◆ YOUR GOAL: Check each line of the data below for the word "successfully", then extract the ones that have it.

◆ TASK INPUT:
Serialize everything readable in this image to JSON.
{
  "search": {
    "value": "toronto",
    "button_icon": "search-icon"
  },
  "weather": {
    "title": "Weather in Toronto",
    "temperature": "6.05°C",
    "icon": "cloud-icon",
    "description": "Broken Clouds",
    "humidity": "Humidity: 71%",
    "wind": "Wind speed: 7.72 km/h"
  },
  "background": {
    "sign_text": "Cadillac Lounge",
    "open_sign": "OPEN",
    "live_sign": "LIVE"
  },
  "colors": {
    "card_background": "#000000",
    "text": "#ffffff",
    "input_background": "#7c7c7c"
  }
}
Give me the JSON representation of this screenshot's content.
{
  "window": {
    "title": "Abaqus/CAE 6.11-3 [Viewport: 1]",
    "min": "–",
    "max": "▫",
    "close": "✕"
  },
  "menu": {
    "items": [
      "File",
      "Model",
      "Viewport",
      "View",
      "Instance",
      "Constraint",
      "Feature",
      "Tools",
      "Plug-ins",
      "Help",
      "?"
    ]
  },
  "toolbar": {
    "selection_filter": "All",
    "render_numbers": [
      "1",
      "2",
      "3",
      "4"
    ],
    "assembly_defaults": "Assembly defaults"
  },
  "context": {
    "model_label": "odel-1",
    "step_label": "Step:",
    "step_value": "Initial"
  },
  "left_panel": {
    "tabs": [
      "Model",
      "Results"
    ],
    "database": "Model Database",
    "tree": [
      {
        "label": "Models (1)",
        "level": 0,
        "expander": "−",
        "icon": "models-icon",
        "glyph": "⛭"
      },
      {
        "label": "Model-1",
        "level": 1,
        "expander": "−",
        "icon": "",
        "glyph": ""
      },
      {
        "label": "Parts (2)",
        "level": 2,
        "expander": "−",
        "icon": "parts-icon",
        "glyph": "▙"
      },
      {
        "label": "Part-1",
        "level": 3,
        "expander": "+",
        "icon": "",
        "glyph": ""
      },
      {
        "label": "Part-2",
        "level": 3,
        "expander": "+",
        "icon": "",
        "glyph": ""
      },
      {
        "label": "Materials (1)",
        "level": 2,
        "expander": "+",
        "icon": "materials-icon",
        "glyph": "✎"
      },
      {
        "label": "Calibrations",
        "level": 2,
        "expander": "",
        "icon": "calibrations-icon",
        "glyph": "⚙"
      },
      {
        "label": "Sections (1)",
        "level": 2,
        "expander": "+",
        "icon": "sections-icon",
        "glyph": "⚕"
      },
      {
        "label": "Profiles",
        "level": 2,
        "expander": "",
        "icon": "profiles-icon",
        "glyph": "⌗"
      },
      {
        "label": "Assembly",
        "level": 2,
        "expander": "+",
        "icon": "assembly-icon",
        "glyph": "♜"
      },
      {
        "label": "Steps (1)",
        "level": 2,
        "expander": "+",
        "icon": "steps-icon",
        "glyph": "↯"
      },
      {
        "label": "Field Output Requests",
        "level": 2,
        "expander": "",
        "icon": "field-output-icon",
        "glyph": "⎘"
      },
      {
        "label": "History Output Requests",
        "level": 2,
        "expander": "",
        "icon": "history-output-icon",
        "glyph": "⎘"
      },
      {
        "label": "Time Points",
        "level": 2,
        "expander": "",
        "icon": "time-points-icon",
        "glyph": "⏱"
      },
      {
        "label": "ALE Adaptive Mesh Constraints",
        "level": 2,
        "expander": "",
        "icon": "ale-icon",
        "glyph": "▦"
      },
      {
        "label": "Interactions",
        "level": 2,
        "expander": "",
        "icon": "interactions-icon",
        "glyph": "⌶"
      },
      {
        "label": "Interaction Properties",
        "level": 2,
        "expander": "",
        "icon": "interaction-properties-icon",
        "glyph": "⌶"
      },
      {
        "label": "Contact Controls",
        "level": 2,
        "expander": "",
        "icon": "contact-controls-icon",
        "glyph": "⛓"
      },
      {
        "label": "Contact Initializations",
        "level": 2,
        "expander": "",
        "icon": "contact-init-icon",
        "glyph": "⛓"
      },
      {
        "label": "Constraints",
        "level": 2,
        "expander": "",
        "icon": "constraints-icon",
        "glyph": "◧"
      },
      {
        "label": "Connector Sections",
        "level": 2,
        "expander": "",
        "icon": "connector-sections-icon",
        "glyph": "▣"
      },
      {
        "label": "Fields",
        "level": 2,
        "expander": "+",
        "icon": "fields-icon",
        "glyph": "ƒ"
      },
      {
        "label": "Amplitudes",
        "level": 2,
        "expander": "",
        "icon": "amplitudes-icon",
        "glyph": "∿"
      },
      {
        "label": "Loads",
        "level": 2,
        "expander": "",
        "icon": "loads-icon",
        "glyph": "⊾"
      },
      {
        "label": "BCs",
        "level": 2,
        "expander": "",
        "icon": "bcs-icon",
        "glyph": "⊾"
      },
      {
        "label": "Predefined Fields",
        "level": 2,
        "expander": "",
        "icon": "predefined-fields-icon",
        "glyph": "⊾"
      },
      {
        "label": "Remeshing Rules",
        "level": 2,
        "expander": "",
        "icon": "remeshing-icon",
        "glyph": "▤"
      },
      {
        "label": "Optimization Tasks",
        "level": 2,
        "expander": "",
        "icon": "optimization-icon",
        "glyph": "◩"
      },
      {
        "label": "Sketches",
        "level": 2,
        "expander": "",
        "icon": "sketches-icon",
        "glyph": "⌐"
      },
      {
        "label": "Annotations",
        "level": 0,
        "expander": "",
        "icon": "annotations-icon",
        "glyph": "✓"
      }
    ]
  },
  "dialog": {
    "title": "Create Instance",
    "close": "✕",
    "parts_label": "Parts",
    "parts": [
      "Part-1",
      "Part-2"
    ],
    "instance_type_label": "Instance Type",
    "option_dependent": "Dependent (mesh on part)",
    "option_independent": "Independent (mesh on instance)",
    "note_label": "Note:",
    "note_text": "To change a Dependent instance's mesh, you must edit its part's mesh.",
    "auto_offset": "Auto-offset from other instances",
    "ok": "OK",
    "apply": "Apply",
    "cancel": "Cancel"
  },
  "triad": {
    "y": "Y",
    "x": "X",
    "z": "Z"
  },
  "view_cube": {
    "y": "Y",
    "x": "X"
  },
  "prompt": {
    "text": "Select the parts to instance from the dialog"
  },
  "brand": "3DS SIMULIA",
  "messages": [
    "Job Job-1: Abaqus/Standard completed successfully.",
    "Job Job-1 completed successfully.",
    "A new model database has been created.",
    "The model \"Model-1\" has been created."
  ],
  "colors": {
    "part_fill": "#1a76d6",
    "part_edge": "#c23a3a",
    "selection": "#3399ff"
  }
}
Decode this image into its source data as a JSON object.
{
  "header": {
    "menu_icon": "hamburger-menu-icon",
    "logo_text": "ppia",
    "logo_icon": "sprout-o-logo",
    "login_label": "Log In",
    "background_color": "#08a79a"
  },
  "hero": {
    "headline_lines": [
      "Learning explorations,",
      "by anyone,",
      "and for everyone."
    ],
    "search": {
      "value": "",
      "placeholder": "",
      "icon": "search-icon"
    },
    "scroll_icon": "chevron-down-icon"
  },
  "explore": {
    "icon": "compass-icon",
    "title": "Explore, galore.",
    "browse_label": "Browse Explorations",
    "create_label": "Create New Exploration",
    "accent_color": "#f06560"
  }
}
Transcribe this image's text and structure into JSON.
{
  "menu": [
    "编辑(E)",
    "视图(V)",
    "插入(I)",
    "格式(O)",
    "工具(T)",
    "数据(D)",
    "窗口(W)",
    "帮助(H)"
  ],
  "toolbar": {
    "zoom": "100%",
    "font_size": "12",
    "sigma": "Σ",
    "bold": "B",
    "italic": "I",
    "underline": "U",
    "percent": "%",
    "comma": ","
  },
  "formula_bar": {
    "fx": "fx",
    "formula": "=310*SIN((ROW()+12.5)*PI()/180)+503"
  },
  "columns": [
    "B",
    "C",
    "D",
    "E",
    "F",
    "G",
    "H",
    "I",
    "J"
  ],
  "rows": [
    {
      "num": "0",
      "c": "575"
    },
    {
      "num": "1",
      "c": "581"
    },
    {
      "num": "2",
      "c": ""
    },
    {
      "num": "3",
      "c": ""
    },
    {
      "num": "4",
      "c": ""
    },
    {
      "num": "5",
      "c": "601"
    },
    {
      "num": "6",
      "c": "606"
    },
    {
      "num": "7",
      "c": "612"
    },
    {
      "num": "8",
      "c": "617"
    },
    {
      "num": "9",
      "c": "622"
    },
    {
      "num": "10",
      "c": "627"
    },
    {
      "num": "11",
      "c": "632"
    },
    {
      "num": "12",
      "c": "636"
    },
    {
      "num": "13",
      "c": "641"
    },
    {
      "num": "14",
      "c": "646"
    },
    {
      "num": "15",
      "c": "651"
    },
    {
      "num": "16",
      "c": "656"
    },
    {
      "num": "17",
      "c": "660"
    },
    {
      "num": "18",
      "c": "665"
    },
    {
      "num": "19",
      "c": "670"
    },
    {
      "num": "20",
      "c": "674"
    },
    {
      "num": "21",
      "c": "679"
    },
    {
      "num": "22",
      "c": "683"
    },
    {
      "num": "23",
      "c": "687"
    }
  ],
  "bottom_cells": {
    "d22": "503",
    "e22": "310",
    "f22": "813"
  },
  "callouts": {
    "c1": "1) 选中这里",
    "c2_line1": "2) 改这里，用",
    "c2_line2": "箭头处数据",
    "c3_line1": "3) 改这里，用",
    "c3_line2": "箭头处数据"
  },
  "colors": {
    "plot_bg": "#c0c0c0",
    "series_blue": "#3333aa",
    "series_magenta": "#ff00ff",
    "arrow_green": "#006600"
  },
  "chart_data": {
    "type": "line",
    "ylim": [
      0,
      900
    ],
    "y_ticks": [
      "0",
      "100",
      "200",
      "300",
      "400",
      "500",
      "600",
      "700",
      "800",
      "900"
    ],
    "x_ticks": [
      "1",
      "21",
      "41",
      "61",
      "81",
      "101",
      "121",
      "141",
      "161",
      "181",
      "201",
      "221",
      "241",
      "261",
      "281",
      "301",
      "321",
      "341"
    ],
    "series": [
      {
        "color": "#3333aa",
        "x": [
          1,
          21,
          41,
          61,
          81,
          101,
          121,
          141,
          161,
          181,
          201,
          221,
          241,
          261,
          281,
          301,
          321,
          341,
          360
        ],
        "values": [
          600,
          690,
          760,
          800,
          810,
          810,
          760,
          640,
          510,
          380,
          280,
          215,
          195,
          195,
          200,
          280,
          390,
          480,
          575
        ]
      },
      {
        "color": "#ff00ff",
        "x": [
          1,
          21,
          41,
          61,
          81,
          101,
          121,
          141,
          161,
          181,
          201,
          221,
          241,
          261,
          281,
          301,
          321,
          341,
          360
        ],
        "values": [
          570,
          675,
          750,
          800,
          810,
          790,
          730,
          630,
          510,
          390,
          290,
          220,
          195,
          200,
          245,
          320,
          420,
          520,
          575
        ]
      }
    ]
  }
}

◆ REPLY:
    "Job Job-1: Abaqus/Standard completed successfully.",
    "Job Job-1 completed successfully.",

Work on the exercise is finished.